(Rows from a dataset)

-*-*-

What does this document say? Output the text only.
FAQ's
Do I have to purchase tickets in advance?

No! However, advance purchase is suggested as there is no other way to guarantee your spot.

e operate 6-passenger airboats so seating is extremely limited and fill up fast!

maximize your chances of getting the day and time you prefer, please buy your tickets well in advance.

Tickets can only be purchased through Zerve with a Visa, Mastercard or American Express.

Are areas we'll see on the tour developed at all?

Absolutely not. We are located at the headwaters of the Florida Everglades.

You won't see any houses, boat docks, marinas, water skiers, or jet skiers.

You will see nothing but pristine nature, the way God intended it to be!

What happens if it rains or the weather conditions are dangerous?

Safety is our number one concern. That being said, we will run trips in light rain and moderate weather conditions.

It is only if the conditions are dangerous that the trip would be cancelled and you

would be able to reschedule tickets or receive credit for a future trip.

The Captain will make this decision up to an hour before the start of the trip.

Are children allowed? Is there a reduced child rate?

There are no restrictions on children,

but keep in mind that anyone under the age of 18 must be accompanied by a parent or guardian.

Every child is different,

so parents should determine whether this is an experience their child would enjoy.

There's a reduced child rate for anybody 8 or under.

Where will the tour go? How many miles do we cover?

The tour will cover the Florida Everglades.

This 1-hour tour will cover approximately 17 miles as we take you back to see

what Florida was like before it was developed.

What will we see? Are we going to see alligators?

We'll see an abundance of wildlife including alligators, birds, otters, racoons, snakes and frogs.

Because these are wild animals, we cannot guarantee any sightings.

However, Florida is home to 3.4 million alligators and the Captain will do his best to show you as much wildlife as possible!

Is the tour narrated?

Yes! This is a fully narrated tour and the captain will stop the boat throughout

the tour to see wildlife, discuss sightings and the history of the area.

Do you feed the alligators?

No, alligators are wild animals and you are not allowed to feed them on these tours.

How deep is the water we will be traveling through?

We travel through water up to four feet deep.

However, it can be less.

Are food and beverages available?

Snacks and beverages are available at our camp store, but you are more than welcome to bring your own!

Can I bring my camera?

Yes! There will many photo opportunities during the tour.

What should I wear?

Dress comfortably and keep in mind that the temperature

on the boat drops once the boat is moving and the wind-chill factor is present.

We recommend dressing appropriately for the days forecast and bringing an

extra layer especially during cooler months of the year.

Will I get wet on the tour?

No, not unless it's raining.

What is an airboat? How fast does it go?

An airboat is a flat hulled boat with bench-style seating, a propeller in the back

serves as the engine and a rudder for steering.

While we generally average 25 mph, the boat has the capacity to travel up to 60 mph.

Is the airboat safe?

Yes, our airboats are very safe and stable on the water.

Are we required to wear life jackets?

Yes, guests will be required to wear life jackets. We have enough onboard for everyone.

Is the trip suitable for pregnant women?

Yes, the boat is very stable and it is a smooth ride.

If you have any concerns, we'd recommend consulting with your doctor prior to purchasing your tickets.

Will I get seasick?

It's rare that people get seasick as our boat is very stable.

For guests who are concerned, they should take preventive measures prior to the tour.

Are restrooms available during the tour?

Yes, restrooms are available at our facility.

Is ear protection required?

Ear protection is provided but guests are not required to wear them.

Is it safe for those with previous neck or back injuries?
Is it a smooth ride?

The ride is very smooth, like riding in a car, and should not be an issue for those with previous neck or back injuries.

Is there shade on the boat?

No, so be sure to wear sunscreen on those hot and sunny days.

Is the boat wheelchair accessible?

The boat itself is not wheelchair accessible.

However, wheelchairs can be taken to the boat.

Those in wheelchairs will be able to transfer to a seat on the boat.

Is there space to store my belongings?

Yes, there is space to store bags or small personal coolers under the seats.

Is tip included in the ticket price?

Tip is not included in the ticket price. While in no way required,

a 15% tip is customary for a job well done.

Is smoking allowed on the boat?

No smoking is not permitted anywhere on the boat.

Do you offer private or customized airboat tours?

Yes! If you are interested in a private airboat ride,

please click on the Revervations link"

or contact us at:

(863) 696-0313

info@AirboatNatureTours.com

-*-*-

▶ What is expected:
In the records, locate each line holding the string "back" and copy it.

▶ Correct answer:
This 1-hour tour will cover approximately 17 miles as we take you back to see
An airboat is a flat hulled boat with bench-style seating, a propeller in the back
Is it safe for those with previous neck or back injuries?
The ride is very smooth, like riding in a car, and should not be an issue for those with previous neck or back injuries.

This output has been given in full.